Directive> Go through the listing and copy each line with the string "پیوست".

Rows from a dataset:
☆ ☆ ☆

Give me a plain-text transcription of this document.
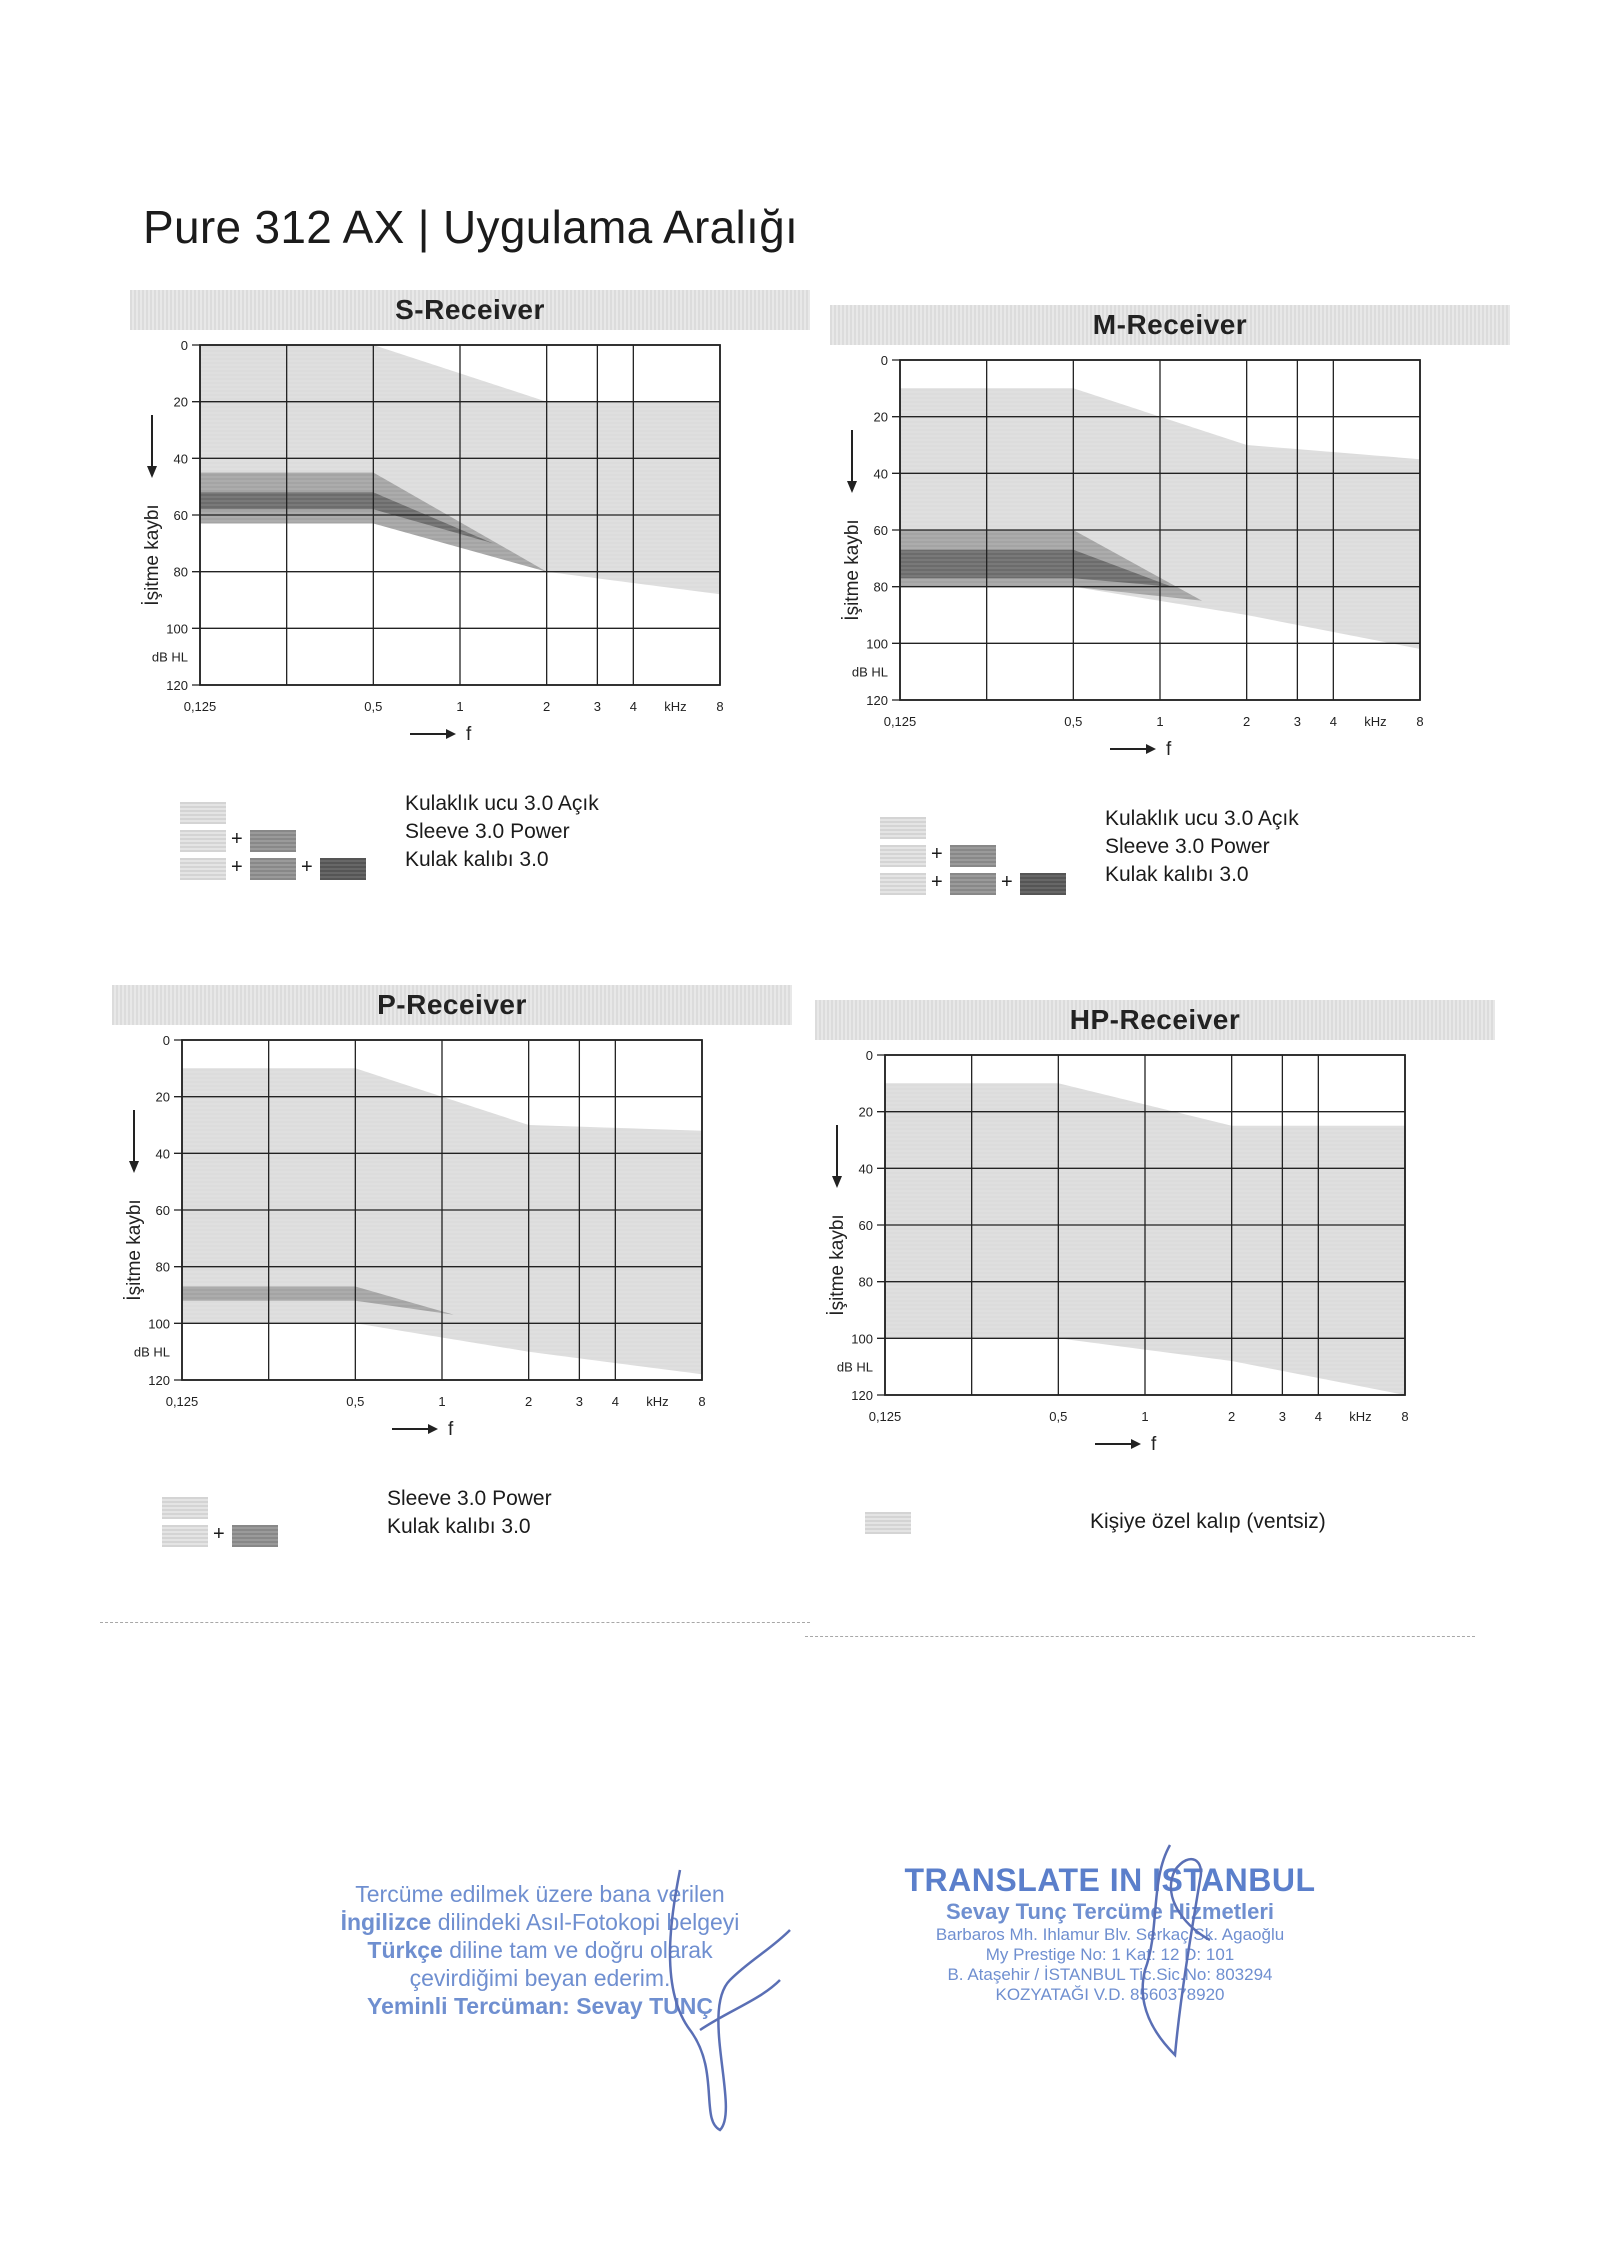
Pure 312 AX | Uygulama Aralığı
S-Receiver
0
20
40
60
80
100
120
dB HL
0,125	0,5	1	2	3 4	8
kHz
f
İşitme kaybı
Kulaklık ucu 3.0 Açık
+	Sleeve 3.0 Power
+	+	Kulak kalıbı 3.0
M-Receiver
0
20
40
60
80
100
120
dB HL
0,125	0,5	1	2	3 4	8
kHz
f
İşitme kaybı
Kulaklık ucu 3.0 Açık
+	Sleeve 3.0 Power
+	+	Kulak kalıbı 3.0
P-Receiver
0
20
40
60
80
100
120
dB HL
0,125	0,5	1	2	3 4	8
kHz
f
İşitme kaybı
Sleeve 3.0 Power
+	Kulak kalıbı 3.0
HP-Receiver
0
20
40
60
80
100
120
dB HL
0,125	0,5	1	2	3 4	8
kHz
f
İşitme kaybı
Kişiye özel kalıp (ventsiz)
Tercüme edilmek üzere bana verilen
İngilizce dilindeki Asıl-Fotokopi belgeyi
Türkçe diline tam ve doğru olarak
çevirdiğimi beyan ederim.
Yeminli Tercüman: Sevay TUNÇ
TRANSLATE IN ISTANBUL
Sevay Tunç Tercüme Hizmetleri
Barbaros Mh. Ihlamur Blv. Serkaç Sk. Agaoğlu
My Prestige No: 1 Kat: 12 D: 101
B. Ataşehir / İSTANBUL Tic.Sic.No: 803294
KOZYATAĞI V.D. 8560378920
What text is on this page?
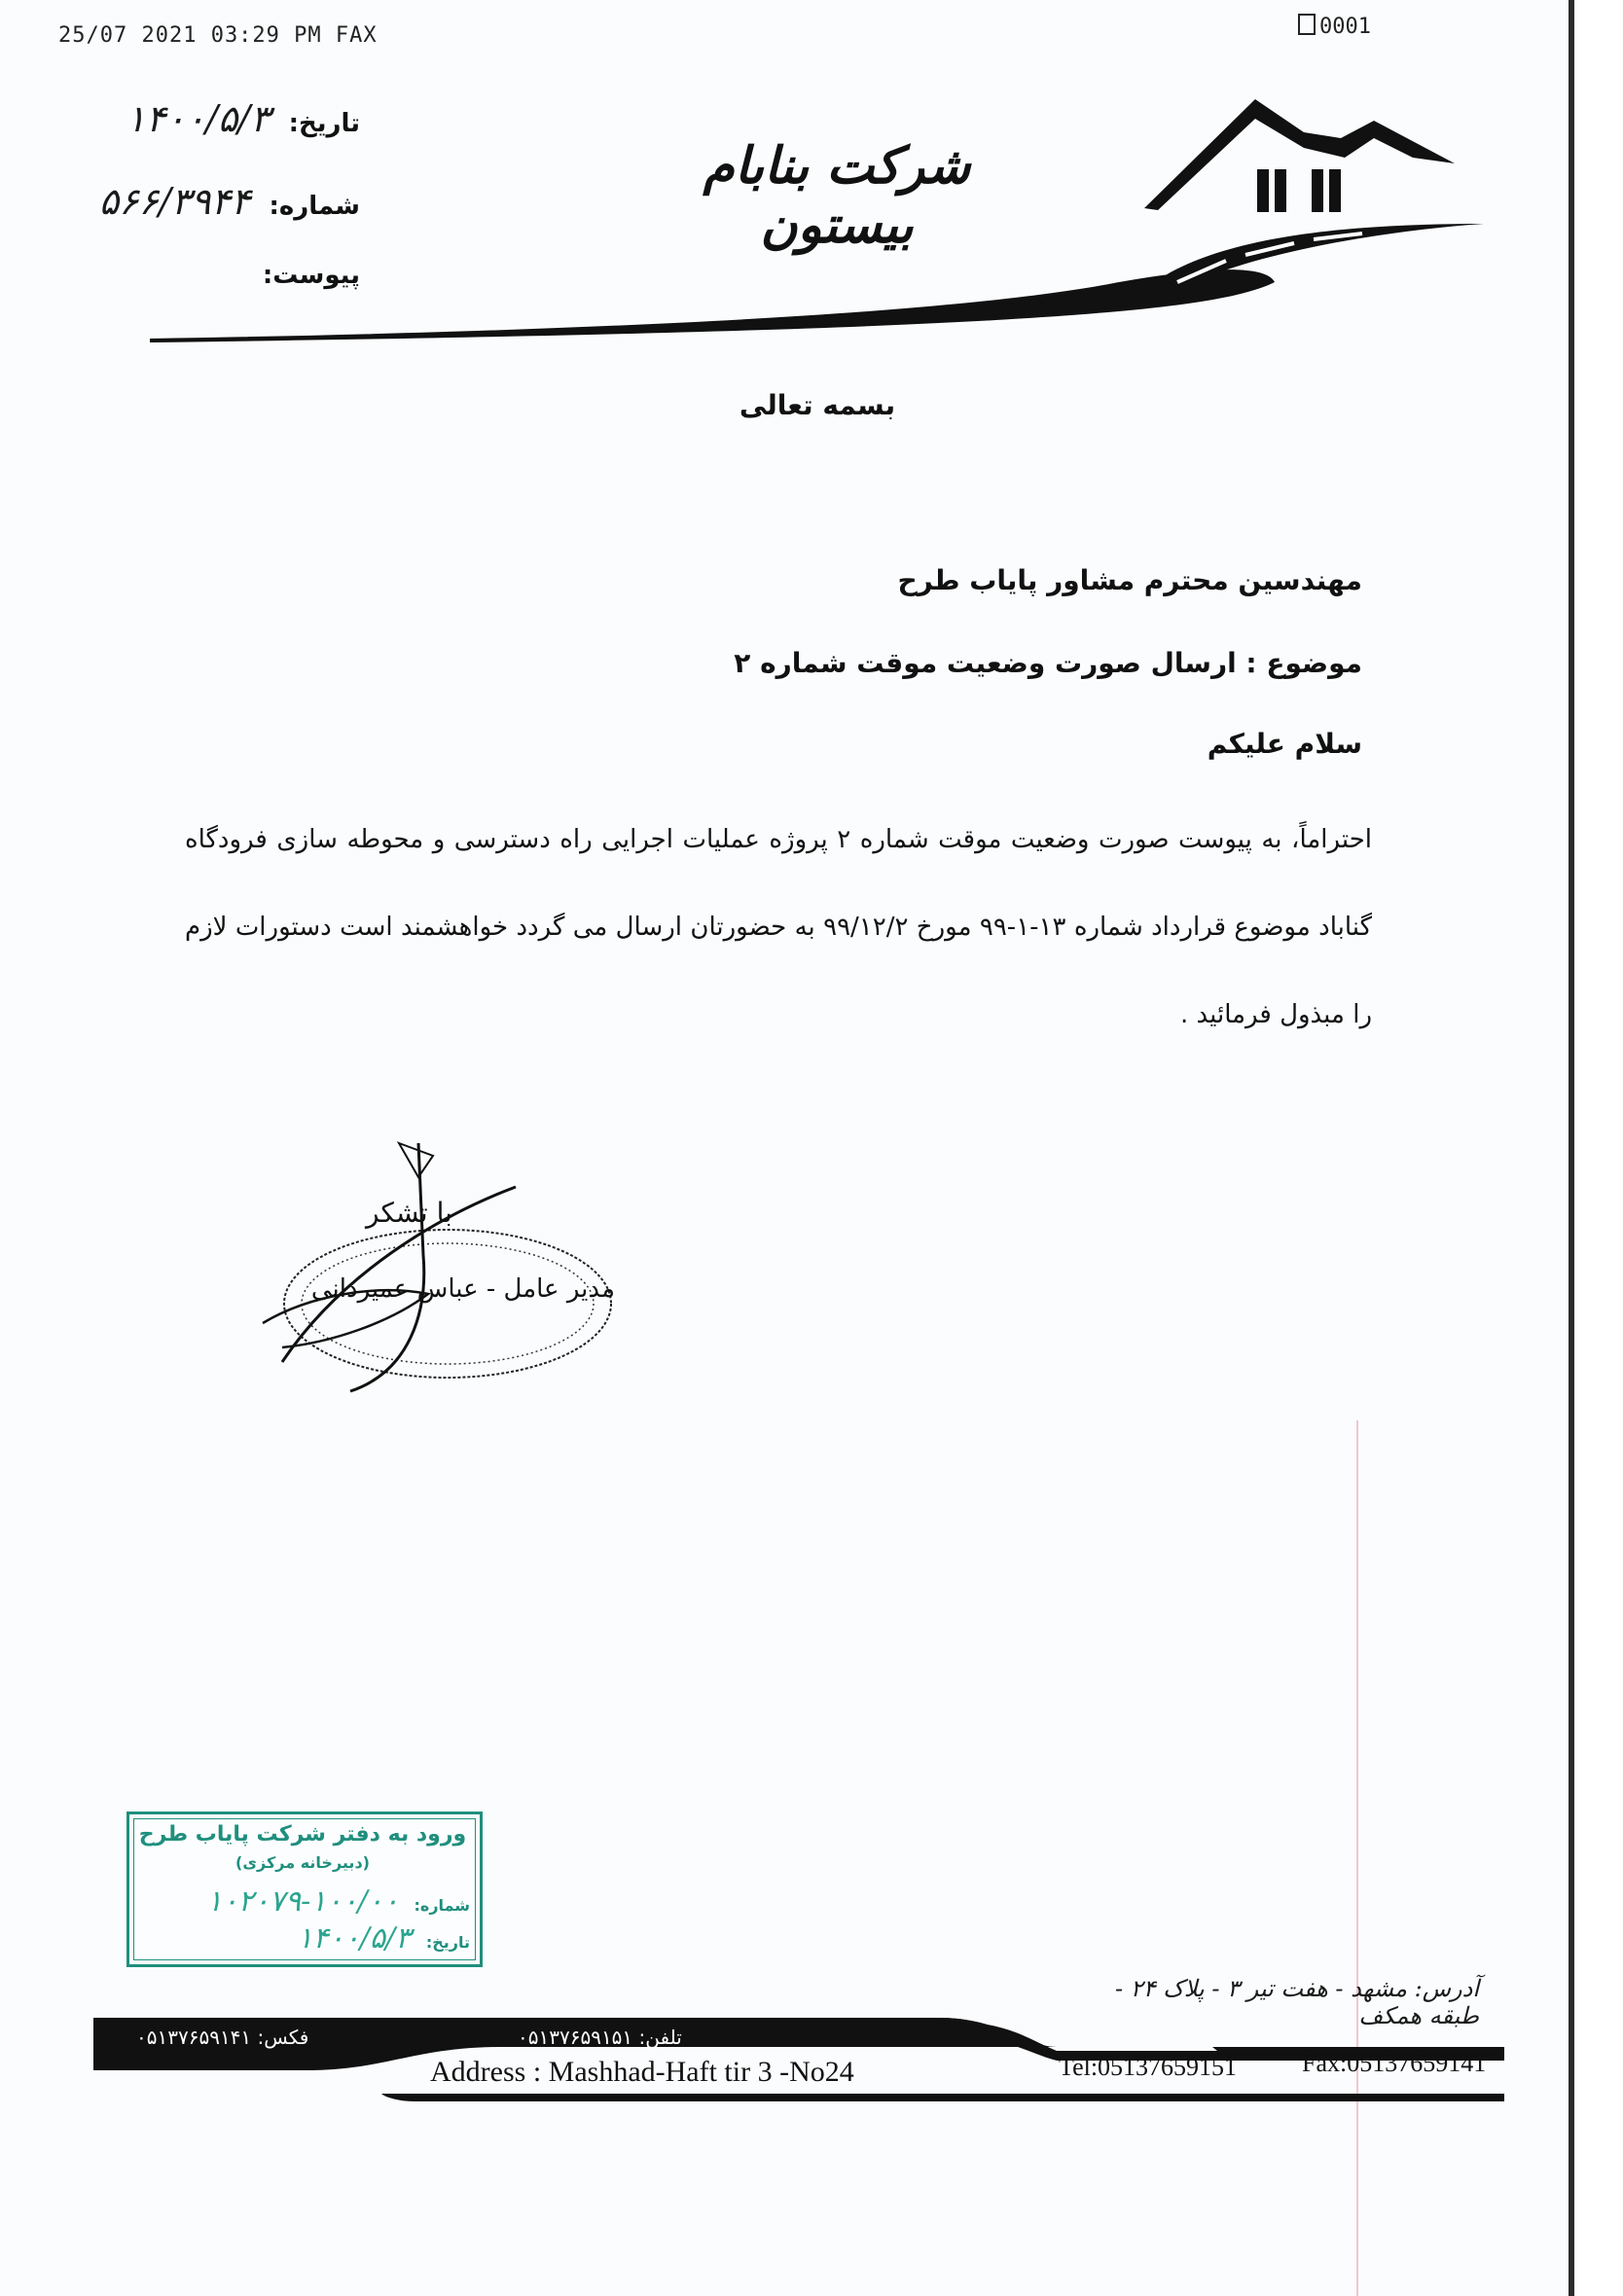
25/07 2021 03:29 PM FAX	0001
تاریخ: ۱۴۰۰/۵/۳
شماره: ۵۶۶/۳۹۴۴
پیوست:
شرکت بنابام بیستون
بسمه تعالی
مهندسین محترم مشاور پایاب طرح
موضوع : ارسال صورت وضعیت موقت شماره ۲
سلام علیکم
احتراماً، به پیوست صورت وضعیت موقت شماره ۲ پروژه عملیات اجرایی راه دسترسی و محوطه سازی فرودگاه گناباد موضوع قرارداد شماره ۱۳-۱-۹۹ مورخ ۹۹/۱۲/۲ به حضورتان ارسال می گردد خواهشمند است دستورات لازم را مبذول فرمائید .
با تشکر
مدیر عامل - عباس عمیردانی
ورود به دفتر شرکت پایاب طرح
(دبیرخانه مرکزی)
شماره: ۱۰۰/۰۰-۱۰۲۰۷۹
تاریخ: ۱۴۰۰/۵/۳
آدرس: مشهد - هفت تیر ۳ - پلاک ۲۴ - طبقه همکف
فکس: ۰۵۱۳۷۶۵۹۱۴۱	تلفن: ۰۵۱۳۷۶۵۹۱۵۱
Address : Mashhad-Haft tir 3 -No24	Tel:05137659151	Fax:05137659141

☆ ☆ ☆

Exercise response>
پیوست:
احتراماً، به پیوست صورت وضعیت موقت شماره ۲ پروژه عملیات اجرایی راه دسترسی و محوطه سازی فرودگاه گناباد موضوع قرارداد شماره ۱۳-۱-۹۹ مورخ ۹۹/۱۲/۲ به حضورتان ارسال می گردد خواهشمند است دستورات لازم را مبذول فرمائید .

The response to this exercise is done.